**Exercise details:**
Copy all of the material below exactly.

**Rows:**

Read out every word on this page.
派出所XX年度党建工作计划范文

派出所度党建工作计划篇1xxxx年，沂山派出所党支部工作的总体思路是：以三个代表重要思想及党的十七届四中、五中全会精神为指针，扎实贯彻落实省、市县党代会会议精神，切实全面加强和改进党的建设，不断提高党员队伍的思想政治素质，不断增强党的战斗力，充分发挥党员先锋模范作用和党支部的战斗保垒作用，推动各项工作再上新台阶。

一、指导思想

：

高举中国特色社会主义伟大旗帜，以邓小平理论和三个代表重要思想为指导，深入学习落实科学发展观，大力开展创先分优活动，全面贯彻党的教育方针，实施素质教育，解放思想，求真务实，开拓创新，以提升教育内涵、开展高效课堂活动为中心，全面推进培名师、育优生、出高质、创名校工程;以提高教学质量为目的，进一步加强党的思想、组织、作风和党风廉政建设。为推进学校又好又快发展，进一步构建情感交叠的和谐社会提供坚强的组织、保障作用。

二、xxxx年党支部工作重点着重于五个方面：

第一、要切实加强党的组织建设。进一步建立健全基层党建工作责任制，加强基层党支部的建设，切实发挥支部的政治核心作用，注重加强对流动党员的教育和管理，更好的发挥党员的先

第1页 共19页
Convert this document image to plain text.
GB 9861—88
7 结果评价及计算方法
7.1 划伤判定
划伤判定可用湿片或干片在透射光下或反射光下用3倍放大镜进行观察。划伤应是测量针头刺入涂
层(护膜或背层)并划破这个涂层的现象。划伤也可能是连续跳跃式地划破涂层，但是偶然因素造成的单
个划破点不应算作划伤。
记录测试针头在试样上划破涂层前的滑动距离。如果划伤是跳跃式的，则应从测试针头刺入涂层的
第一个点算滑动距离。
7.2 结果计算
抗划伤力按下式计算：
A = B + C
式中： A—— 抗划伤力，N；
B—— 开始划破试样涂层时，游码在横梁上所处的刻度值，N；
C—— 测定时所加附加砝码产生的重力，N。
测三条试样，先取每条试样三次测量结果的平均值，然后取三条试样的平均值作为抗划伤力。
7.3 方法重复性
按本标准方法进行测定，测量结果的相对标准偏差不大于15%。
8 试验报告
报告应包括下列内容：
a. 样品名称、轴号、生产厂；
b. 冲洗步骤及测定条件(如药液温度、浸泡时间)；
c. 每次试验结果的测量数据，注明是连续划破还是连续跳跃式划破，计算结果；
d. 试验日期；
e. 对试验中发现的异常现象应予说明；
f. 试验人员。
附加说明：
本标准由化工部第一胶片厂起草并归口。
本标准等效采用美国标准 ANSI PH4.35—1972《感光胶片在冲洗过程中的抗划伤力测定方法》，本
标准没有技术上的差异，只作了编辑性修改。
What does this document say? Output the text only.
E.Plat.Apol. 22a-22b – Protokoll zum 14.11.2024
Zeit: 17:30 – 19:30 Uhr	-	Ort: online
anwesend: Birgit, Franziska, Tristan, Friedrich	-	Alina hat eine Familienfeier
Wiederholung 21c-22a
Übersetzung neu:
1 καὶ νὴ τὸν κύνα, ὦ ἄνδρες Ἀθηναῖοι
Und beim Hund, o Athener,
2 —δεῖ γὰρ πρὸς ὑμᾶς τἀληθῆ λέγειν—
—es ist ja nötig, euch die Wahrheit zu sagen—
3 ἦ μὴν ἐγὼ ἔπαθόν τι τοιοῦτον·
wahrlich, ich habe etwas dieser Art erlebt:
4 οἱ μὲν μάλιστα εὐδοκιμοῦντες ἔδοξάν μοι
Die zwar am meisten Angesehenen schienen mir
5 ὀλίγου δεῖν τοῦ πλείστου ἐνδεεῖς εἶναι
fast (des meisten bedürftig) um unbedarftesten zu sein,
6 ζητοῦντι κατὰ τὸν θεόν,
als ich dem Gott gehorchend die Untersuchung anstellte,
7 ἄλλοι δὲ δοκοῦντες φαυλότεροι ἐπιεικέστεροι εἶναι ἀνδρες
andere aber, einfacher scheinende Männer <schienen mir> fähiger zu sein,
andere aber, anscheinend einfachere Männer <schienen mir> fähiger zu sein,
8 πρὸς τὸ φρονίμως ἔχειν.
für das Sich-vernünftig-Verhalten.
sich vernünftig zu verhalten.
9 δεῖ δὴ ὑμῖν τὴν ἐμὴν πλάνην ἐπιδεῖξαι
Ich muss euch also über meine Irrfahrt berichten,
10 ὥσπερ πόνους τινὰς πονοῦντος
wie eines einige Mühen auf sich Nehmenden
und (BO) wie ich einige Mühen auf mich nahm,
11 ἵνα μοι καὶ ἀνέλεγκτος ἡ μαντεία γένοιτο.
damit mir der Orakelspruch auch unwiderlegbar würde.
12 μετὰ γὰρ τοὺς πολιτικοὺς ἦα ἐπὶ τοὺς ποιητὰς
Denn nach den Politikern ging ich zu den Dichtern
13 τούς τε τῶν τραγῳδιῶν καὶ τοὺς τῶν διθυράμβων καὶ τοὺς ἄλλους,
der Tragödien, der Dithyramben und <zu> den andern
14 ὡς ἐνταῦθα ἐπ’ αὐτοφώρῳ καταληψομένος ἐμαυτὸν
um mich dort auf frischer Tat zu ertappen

**Response to this task:**
Read out every word on this page.
派出所XX年度党建工作计划范文

派出所度党建工作计划篇1xxxx年，沂山派出所党支部工作的总体思路是：以三个代表重要思想及党的十七届四中、五中全会精神为指针，扎实贯彻落实省、市县党代会会议精神，切实全面加强和改进党的建设，不断提高党员队伍的思想政治素质，不断增强党的战斗力，充分发挥党员先锋模范作用和党支部的战斗保垒作用，推动各项工作再上新台阶。

一、指导思想

：

高举中国特色社会主义伟大旗帜，以邓小平理论和三个代表重要思想为指导，深入学习落实科学发展观，大力开展创先分优活动，全面贯彻党的教育方针，实施素质教育，解放思想，求真务实，开拓创新，以提升教育内涵、开展高效课堂活动为中心，全面推进培名师、育优生、出高质、创名校工程;以提高教学质量为目的，进一步加强党的思想、组织、作风和党风廉政建设。为推进学校又好又快发展，进一步构建情感交叠的和谐社会提供坚强的组织、保障作用。

二、xxxx年党支部工作重点着重于五个方面：

第一、要切实加强党的组织建设。进一步建立健全基层党建工作责任制，加强基层党支部的建设，切实发挥支部的政治核心作用，注重加强对流动党员的教育和管理，更好的发挥党员的先

第1页 共19页
Convert this document image to plain text.
GB 9861—88
7 结果评价及计算方法
7.1 划伤判定
划伤判定可用湿片或干片在透射光下或反射光下用3倍放大镜进行观察。划伤应是测量针头刺入涂
层(护膜或背层)并划破这个涂层的现象。划伤也可能是连续跳跃式地划破涂层，但是偶然因素造成的单
个划破点不应算作划伤。
记录测试针头在试样上划破涂层前的滑动距离。如果划伤是跳跃式的，则应从测试针头刺入涂层的
第一个点算滑动距离。
7.2 结果计算
抗划伤力按下式计算：
A = B + C
式中： A—— 抗划伤力，N；
B—— 开始划破试样涂层时，游码在横梁上所处的刻度值，N；
C—— 测定时所加附加砝码产生的重力，N。
测三条试样，先取每条试样三次测量结果的平均值，然后取三条试样的平均值作为抗划伤力。
7.3 方法重复性
按本标准方法进行测定，测量结果的相对标准偏差不大于15%。
8 试验报告
报告应包括下列内容：
a. 样品名称、轴号、生产厂；
b. 冲洗步骤及测定条件(如药液温度、浸泡时间)；
c. 每次试验结果的测量数据，注明是连续划破还是连续跳跃式划破，计算结果；
d. 试验日期；
e. 对试验中发现的异常现象应予说明；
f. 试验人员。
附加说明：
本标准由化工部第一胶片厂起草并归口。
本标准等效采用美国标准 ANSI PH4.35—1972《感光胶片在冲洗过程中的抗划伤力测定方法》，本
标准没有技术上的差异，只作了编辑性修改。
What does this document say? Output the text only.
E.Plat.Apol. 22a-22b – Protokoll zum 14.11.2024
Zeit: 17:30 – 19:30 Uhr	-	Ort: online
anwesend: Birgit, Franziska, Tristan, Friedrich	-	Alina hat eine Familienfeier
Wiederholung 21c-22a
Übersetzung neu:
1 καὶ νὴ τὸν κύνα, ὦ ἄνδρες Ἀθηναῖοι
Und beim Hund, o Athener,
2 —δεῖ γὰρ πρὸς ὑμᾶς τἀληθῆ λέγειν—
—es ist ja nötig, euch die Wahrheit zu sagen—
3 ἦ μὴν ἐγὼ ἔπαθόν τι τοιοῦτον·
wahrlich, ich habe etwas dieser Art erlebt:
4 οἱ μὲν μάλιστα εὐδοκιμοῦντες ἔδοξάν μοι
Die zwar am meisten Angesehenen schienen mir
5 ὀλίγου δεῖν τοῦ πλείστου ἐνδεεῖς εἶναι
fast (des meisten bedürftig) um unbedarftesten zu sein,
6 ζητοῦντι κατὰ τὸν θεόν,
als ich dem Gott gehorchend die Untersuchung anstellte,
7 ἄλλοι δὲ δοκοῦντες φαυλότεροι ἐπιεικέστεροι εἶναι ἀνδρες
andere aber, einfacher scheinende Männer <schienen mir> fähiger zu sein,
andere aber, anscheinend einfachere Männer <schienen mir> fähiger zu sein,
8 πρὸς τὸ φρονίμως ἔχειν.
für das Sich-vernünftig-Verhalten.
sich vernünftig zu verhalten.
9 δεῖ δὴ ὑμῖν τὴν ἐμὴν πλάνην ἐπιδεῖξαι
Ich muss euch also über meine Irrfahrt berichten,
10 ὥσπερ πόνους τινὰς πονοῦντος
wie eines einige Mühen auf sich Nehmenden
und (BO) wie ich einige Mühen auf mich nahm,
11 ἵνα μοι καὶ ἀνέλεγκτος ἡ μαντεία γένοιτο.
damit mir der Orakelspruch auch unwiderlegbar würde.
12 μετὰ γὰρ τοὺς πολιτικοὺς ἦα ἐπὶ τοὺς ποιητὰς
Denn nach den Politikern ging ich zu den Dichtern
13 τούς τε τῶν τραγῳδιῶν καὶ τοὺς τῶν διθυράμβων καὶ τοὺς ἄλλους,
der Tragödien, der Dithyramben und <zu> den andern
14 ὡς ἐνταῦθα ἐπ’ αὐτοφώρῳ καταληψομένος ἐμαυτὸν
um mich dort auf frischer Tat zu ertappen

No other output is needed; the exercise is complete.